>> start Extracted data

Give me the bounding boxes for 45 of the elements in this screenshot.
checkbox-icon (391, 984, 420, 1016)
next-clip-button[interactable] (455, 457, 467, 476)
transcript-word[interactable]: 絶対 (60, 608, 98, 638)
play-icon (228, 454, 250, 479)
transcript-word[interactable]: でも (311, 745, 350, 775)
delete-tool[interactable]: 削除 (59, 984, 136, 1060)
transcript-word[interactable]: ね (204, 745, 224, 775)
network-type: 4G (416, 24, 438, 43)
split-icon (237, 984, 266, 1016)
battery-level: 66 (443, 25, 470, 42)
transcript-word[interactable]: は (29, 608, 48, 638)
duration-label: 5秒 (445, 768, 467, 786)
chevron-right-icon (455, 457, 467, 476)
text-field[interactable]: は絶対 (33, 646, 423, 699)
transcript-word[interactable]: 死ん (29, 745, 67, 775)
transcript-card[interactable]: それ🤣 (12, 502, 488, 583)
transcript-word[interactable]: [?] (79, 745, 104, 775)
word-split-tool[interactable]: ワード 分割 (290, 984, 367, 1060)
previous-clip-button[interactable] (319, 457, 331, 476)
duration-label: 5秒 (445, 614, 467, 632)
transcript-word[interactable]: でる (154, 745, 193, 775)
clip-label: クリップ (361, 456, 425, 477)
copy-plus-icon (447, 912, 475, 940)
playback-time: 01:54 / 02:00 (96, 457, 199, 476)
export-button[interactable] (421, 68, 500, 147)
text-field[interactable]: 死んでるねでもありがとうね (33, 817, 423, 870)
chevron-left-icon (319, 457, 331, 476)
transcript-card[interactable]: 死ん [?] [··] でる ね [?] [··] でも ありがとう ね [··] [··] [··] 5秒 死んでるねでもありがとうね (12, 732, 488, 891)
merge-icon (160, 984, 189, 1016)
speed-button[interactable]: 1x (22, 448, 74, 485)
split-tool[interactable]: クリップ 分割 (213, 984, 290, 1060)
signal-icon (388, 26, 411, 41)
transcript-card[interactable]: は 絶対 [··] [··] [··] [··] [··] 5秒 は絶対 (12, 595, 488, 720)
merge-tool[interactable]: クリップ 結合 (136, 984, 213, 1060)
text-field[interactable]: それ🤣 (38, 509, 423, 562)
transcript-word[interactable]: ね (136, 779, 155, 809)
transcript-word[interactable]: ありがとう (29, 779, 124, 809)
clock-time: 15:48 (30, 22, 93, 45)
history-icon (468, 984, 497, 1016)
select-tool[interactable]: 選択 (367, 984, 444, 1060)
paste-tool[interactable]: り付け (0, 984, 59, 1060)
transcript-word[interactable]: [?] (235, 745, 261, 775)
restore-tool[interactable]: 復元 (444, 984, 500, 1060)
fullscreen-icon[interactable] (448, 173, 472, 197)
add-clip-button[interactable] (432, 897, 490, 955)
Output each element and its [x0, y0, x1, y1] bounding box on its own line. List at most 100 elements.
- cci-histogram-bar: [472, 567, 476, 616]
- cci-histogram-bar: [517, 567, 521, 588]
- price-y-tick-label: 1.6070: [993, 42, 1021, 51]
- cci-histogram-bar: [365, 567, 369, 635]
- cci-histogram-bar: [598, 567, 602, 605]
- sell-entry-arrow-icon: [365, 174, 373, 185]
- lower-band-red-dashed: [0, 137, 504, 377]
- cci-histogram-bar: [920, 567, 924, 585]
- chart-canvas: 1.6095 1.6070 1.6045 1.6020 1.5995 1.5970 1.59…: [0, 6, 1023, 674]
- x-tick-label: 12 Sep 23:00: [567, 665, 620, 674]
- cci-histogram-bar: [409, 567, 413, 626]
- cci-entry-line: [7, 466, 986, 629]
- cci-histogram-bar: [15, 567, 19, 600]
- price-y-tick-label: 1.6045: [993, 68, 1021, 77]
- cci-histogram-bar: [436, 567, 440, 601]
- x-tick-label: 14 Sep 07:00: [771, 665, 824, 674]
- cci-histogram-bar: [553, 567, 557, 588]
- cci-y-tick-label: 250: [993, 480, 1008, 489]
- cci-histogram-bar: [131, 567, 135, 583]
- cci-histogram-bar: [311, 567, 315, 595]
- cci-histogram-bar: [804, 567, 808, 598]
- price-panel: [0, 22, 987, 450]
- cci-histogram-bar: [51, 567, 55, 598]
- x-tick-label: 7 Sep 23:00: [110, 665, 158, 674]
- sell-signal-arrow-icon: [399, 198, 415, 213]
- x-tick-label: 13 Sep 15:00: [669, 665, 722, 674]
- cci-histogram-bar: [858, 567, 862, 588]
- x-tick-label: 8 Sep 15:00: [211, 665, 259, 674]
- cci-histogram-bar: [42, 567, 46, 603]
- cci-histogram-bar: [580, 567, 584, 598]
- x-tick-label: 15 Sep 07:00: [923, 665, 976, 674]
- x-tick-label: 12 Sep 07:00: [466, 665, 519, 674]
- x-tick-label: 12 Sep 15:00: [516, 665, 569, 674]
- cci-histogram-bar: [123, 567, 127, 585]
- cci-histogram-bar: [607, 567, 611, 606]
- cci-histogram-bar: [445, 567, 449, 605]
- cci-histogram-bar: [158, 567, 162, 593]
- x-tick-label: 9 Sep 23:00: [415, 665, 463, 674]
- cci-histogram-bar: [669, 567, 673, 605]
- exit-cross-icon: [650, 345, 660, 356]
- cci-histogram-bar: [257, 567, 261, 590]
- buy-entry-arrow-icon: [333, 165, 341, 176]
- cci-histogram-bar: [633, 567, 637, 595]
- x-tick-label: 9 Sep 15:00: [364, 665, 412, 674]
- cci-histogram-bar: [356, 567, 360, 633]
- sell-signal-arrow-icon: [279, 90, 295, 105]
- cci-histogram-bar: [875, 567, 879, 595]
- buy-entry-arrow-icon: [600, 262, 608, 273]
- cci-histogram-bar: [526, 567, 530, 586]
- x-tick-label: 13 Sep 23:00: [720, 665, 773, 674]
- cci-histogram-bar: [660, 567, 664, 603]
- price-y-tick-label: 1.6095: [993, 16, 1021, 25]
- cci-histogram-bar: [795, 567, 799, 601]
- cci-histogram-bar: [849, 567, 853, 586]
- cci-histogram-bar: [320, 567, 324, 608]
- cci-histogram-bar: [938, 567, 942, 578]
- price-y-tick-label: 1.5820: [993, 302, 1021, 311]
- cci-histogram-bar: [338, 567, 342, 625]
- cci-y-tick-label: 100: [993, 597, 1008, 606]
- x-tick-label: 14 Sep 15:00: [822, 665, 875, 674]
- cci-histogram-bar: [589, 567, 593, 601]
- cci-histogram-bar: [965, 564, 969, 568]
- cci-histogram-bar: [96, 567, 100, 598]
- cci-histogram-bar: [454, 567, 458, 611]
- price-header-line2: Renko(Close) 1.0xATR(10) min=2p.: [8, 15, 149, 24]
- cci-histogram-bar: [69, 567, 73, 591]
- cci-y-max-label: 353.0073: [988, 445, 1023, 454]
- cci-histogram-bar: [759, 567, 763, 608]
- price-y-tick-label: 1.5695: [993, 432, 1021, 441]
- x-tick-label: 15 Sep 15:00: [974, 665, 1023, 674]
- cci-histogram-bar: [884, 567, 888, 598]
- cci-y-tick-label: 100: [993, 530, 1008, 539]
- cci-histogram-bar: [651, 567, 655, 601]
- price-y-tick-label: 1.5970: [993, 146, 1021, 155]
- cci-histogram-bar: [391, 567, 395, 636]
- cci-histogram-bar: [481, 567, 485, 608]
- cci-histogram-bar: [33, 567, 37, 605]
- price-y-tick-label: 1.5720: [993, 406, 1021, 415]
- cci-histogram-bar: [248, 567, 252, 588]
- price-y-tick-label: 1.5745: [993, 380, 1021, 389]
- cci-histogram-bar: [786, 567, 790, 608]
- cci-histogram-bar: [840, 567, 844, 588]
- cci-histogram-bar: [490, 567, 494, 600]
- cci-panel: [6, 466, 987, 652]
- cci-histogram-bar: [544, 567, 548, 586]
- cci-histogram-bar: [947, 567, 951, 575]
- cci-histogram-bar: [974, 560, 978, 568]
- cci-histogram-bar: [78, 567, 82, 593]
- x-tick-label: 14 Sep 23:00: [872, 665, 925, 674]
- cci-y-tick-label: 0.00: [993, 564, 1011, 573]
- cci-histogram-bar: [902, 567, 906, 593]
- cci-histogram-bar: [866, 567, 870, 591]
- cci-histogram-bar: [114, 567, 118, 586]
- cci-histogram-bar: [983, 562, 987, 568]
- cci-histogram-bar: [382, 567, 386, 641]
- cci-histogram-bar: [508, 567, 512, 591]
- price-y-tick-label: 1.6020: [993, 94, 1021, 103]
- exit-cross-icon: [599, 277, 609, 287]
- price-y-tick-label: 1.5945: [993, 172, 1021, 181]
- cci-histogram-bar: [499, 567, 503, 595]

>> end Extracted data

• What is required
Starting at the first line of the data and stopping after the line that contains "export-button[interactable] (421, 68, 500, 147)", express those lines as a JSON list of strings, one string per line, with any blank lines omitted.

• Final result
[
  "Give me the bounding boxes for 45 of the elements in this screenshot.",
  "checkbox-icon (391, 984, 420, 1016)",
  "next-clip-button[interactable] (455, 457, 467, 476)",
  "transcript-word[interactable]: 絶対 (60, 608, 98, 638)",
  "play-icon (228, 454, 250, 479)",
  "transcript-word[interactable]: でも (311, 745, 350, 775)",
  "delete-tool[interactable]: 削除 (59, 984, 136, 1060)",
  "transcript-word[interactable]: ね (204, 745, 224, 775)",
  "network-type: 4G (416, 24, 438, 43)",
  "split-icon (237, 984, 266, 1016)",
  "battery-level: 66 (443, 25, 470, 42)",
  "transcript-word[interactable]: は (29, 608, 48, 638)",
  "duration-label: 5秒 (445, 768, 467, 786)",
  "chevron-right-icon (455, 457, 467, 476)",
  "text-field[interactable]: は絶対 (33, 646, 423, 699)",
  "transcript-word[interactable]: 死ん (29, 745, 67, 775)",
  "transcript-card[interactable]: それ🤣 (12, 502, 488, 583)",
  "transcript-word[interactable]: [?] (79, 745, 104, 775)",
  "word-split-tool[interactable]: ワード 分割 (290, 984, 367, 1060)",
  "previous-clip-button[interactable] (319, 457, 331, 476)",
  "duration-label: 5秒 (445, 614, 467, 632)",
  "transcript-word[interactable]: でる (154, 745, 193, 775)",
  "clip-label: クリップ (361, 456, 425, 477)",
  "copy-plus-icon (447, 912, 475, 940)",
  "playback-time: 01:54 / 02:00 (96, 457, 199, 476)",
  "export-button[interactable] (421, 68, 500, 147)"
]